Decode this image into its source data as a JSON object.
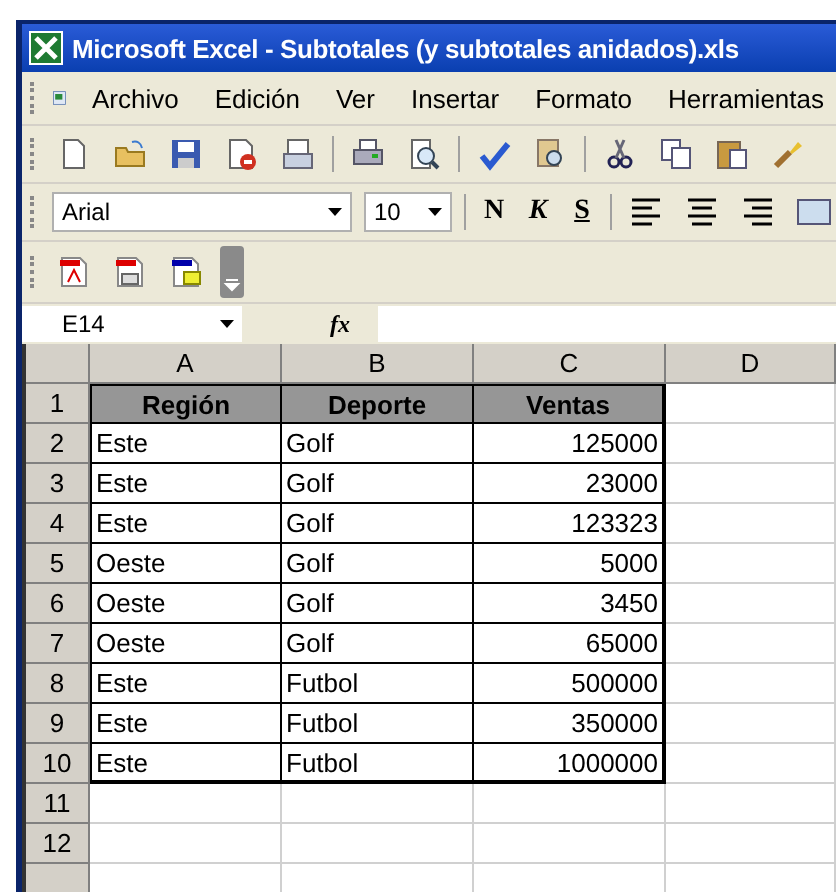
{
  "window": {
    "title": "Microsoft Excel - Subtotales (y subtotales anidados).xls"
  },
  "menu": [
    "Archivo",
    "Edición",
    "Ver",
    "Insertar",
    "Formato",
    "Herramientas"
  ],
  "format_toolbar": {
    "font": "Arial",
    "size": "10",
    "bold": "N",
    "italic": "K",
    "underline": "S"
  },
  "formula_bar": {
    "name_box": "E14",
    "fx": "fx"
  },
  "table": {
    "columns": [
      {
        "label": "A",
        "kind": "text"
      },
      {
        "label": "B",
        "kind": "text"
      },
      {
        "label": "C",
        "kind": "number"
      },
      {
        "label": "D",
        "kind": "text"
      }
    ],
    "rows": [
      {
        "number": "1",
        "kind": "header",
        "cells": [
          "Región",
          "Deporte",
          "Ventas"
        ]
      },
      {
        "number": "2",
        "kind": "data",
        "cells": [
          "Este",
          "Golf",
          "125000"
        ]
      },
      {
        "number": "3",
        "kind": "data",
        "cells": [
          "Este",
          "Golf",
          "23000"
        ]
      },
      {
        "number": "4",
        "kind": "data",
        "cells": [
          "Este",
          "Golf",
          "123323"
        ]
      },
      {
        "number": "5",
        "kind": "data",
        "cells": [
          "Oeste",
          "Golf",
          "5000"
        ]
      },
      {
        "number": "6",
        "kind": "data",
        "cells": [
          "Oeste",
          "Golf",
          "3450"
        ]
      },
      {
        "number": "7",
        "kind": "data",
        "cells": [
          "Oeste",
          "Golf",
          "65000"
        ]
      },
      {
        "number": "8",
        "kind": "data",
        "cells": [
          "Este",
          "Futbol",
          "500000"
        ]
      },
      {
        "number": "9",
        "kind": "data",
        "cells": [
          "Este",
          "Futbol",
          "350000"
        ]
      },
      {
        "number": "10",
        "kind": "data",
        "cells": [
          "Este",
          "Futbol",
          "1000000"
        ]
      },
      {
        "number": "11",
        "kind": "empty",
        "cells": []
      },
      {
        "number": "12",
        "kind": "empty",
        "cells": []
      }
    ]
  }
}
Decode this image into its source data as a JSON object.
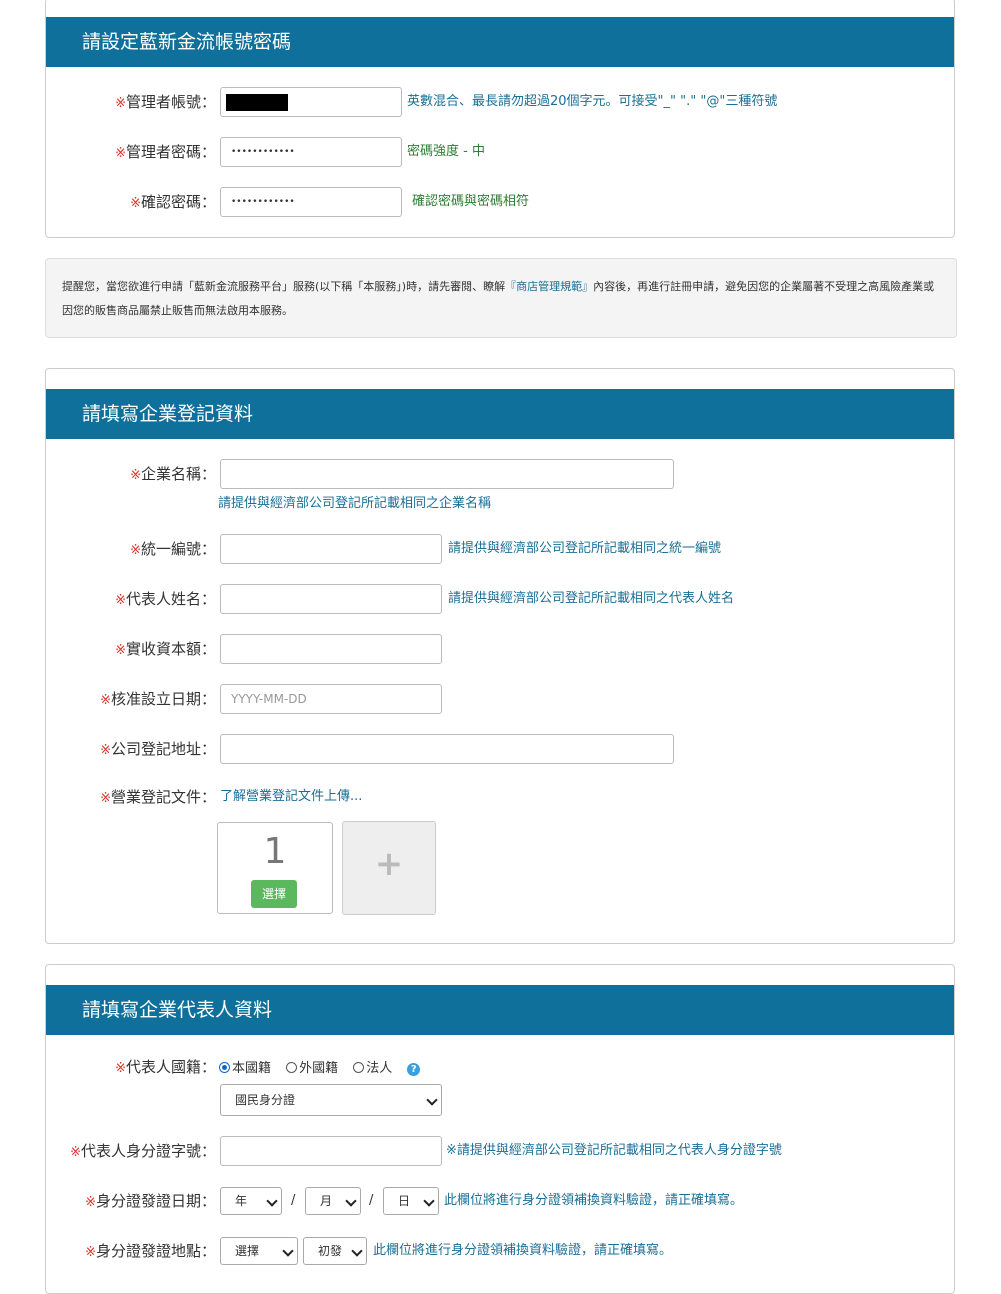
{
  "account_section": {
    "title": "請設定藍新金流帳號密碼",
    "admin_account": {
      "label": "管理者帳號：",
      "hint": "英數混合、最長請勿超過20個字元。可接受\"_\" \".\" \"@\"三種符號"
    },
    "admin_password": {
      "label": "管理者密碼：",
      "value": "••••••••••••",
      "strength": "密碼強度 - 中"
    },
    "confirm_password": {
      "label": "確認密碼：",
      "value": "••••••••••••",
      "match": "確認密碼與密碼相符"
    }
  },
  "notice": {
    "text_before": "提醒您，當您欲進行申請「藍新金流服務平台」服務(以下稱「本服務」)時，請先審閱、瞭解",
    "link": "『商店管理規範』",
    "text_after": "內容後，再進行註冊申請，避免因您的企業屬著不受理之高風險產業或因您的販售商品屬禁止販售而無法啟用本服務。"
  },
  "company_section": {
    "title": "請填寫企業登記資料",
    "company_name": {
      "label": "企業名稱：",
      "hint": "請提供與經濟部公司登記所記載相同之企業名稱"
    },
    "tax_id": {
      "label": "統一編號：",
      "hint": "請提供與經濟部公司登記所記載相同之統一編號"
    },
    "rep_name": {
      "label": "代表人姓名：",
      "hint": "請提供與經濟部公司登記所記載相同之代表人姓名"
    },
    "capital": {
      "label": "實收資本額："
    },
    "est_date": {
      "label": "核准設立日期：",
      "placeholder": "YYYY-MM-DD"
    },
    "address": {
      "label": "公司登記地址："
    },
    "business_doc": {
      "label": "營業登記文件：",
      "link": "了解營業登記文件上傳..."
    },
    "upload_slot": {
      "number": "1",
      "button": "選擇",
      "add": "+"
    }
  },
  "rep_section": {
    "title": "請填寫企業代表人資料",
    "nationality": {
      "label": "代表人國籍：",
      "options": [
        "本國籍",
        "外國籍",
        "法人"
      ],
      "selected": "本國籍"
    },
    "id_type": {
      "value": "國民身分證"
    },
    "id_number": {
      "label": "代表人身分證字號：",
      "hint": "※請提供與經濟部公司登記所記載相同之代表人身分證字號"
    },
    "issue_date": {
      "label": "身分證發證日期：",
      "year": "年",
      "month": "月",
      "day": "日",
      "sep": "/",
      "hint": "此欄位將進行身分證領補換資料驗證，請正確填寫。"
    },
    "issue_place": {
      "label": "身分證發證地點：",
      "place": "選擇",
      "type": "初發",
      "hint": "此欄位將進行身分證領補換資料驗證，請正確填寫。"
    }
  },
  "required_mark": "※",
  "colors": {
    "header_blue": "#0f719b",
    "required_red": "#e0302a",
    "hint_blue": "#1a6f95",
    "hint_green": "#2e7d32",
    "button_green": "#5cb85c"
  }
}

= WHAT YOU HAVE TO DO =
Leave out the pictures and reproduce the rest of the listing exactly.

= WRITTEN ANSWER =
Decode this image into its source data as a JSON object.
{
  "window": {
    "title": "Microsoft Excel - Subtotales (y subtotales anidados).xls"
  },
  "menu": [
    "Archivo",
    "Edición",
    "Ver",
    "Insertar",
    "Formato",
    "Herramientas"
  ],
  "format_toolbar": {
    "font": "Arial",
    "size": "10",
    "bold": "N",
    "italic": "K",
    "underline": "S"
  },
  "formula_bar": {
    "name_box": "E14",
    "fx": "fx"
  },
  "table": {
    "columns": [
      {
        "label": "A",
        "kind": "text"
      },
      {
        "label": "B",
        "kind": "text"
      },
      {
        "label": "C",
        "kind": "number"
      },
      {
        "label": "D",
        "kind": "text"
      }
    ],
    "rows": [
      {
        "number": "1",
        "kind": "header",
        "cells": [
          "Región",
          "Deporte",
          "Ventas"
        ]
      },
      {
        "number": "2",
        "kind": "data",
        "cells": [
          "Este",
          "Golf",
          "125000"
        ]
      },
      {
        "number": "3",
        "kind": "data",
        "cells": [
          "Este",
          "Golf",
          "23000"
        ]
      },
      {
        "number": "4",
        "kind": "data",
        "cells": [
          "Este",
          "Golf",
          "123323"
        ]
      },
      {
        "number": "5",
        "kind": "data",
        "cells": [
          "Oeste",
          "Golf",
          "5000"
        ]
      },
      {
        "number": "6",
        "kind": "data",
        "cells": [
          "Oeste",
          "Golf",
          "3450"
        ]
      },
      {
        "number": "7",
        "kind": "data",
        "cells": [
          "Oeste",
          "Golf",
          "65000"
        ]
      },
      {
        "number": "8",
        "kind": "data",
        "cells": [
          "Este",
          "Futbol",
          "500000"
        ]
      },
      {
        "number": "9",
        "kind": "data",
        "cells": [
          "Este",
          "Futbol",
          "350000"
        ]
      },
      {
        "number": "10",
        "kind": "data",
        "cells": [
          "Este",
          "Futbol",
          "1000000"
        ]
      },
      {
        "number": "11",
        "kind": "empty",
        "cells": []
      },
      {
        "number": "12",
        "kind": "empty",
        "cells": []
      }
    ]
  }
}
Decode this image into its source data as a JSON object.
{
  "account_section": {
    "title": "請設定藍新金流帳號密碼",
    "admin_account": {
      "label": "管理者帳號：",
      "hint": "英數混合、最長請勿超過20個字元。可接受\"_\" \".\" \"@\"三種符號"
    },
    "admin_password": {
      "label": "管理者密碼：",
      "value": "••••••••••••",
      "strength": "密碼強度 - 中"
    },
    "confirm_password": {
      "label": "確認密碼：",
      "value": "••••••••••••",
      "match": "確認密碼與密碼相符"
    }
  },
  "notice": {
    "text_before": "提醒您，當您欲進行申請「藍新金流服務平台」服務(以下稱「本服務」)時，請先審閱、瞭解",
    "link": "『商店管理規範』",
    "text_after": "內容後，再進行註冊申請，避免因您的企業屬著不受理之高風險產業或因您的販售商品屬禁止販售而無法啟用本服務。"
  },
  "company_section": {
    "title": "請填寫企業登記資料",
    "company_name": {
      "label": "企業名稱：",
      "hint": "請提供與經濟部公司登記所記載相同之企業名稱"
    },
    "tax_id": {
      "label": "統一編號：",
      "hint": "請提供與經濟部公司登記所記載相同之統一編號"
    },
    "rep_name": {
      "label": "代表人姓名：",
      "hint": "請提供與經濟部公司登記所記載相同之代表人姓名"
    },
    "capital": {
      "label": "實收資本額："
    },
    "est_date": {
      "label": "核准設立日期：",
      "placeholder": "YYYY-MM-DD"
    },
    "address": {
      "label": "公司登記地址："
    },
    "business_doc": {
      "label": "營業登記文件：",
      "link": "了解營業登記文件上傳..."
    },
    "upload_slot": {
      "number": "1",
      "button": "選擇",
      "add": "+"
    }
  },
  "rep_section": {
    "title": "請填寫企業代表人資料",
    "nationality": {
      "label": "代表人國籍：",
      "options": [
        "本國籍",
        "外國籍",
        "法人"
      ],
      "selected": "本國籍"
    },
    "id_type": {
      "value": "國民身分證"
    },
    "id_number": {
      "label": "代表人身分證字號：",
      "hint": "※請提供與經濟部公司登記所記載相同之代表人身分證字號"
    },
    "issue_date": {
      "label": "身分證發證日期：",
      "year": "年",
      "month": "月",
      "day": "日",
      "sep": "/",
      "hint": "此欄位將進行身分證領補換資料驗證，請正確填寫。"
    },
    "issue_place": {
      "label": "身分證發證地點：",
      "place": "選擇",
      "type": "初發",
      "hint": "此欄位將進行身分證領補換資料驗證，請正確填寫。"
    }
  },
  "required_mark": "※",
  "colors": {
    "header_blue": "#0f719b",
    "required_red": "#e0302a",
    "hint_blue": "#1a6f95",
    "hint_green": "#2e7d32",
    "button_green": "#5cb85c"
  }
}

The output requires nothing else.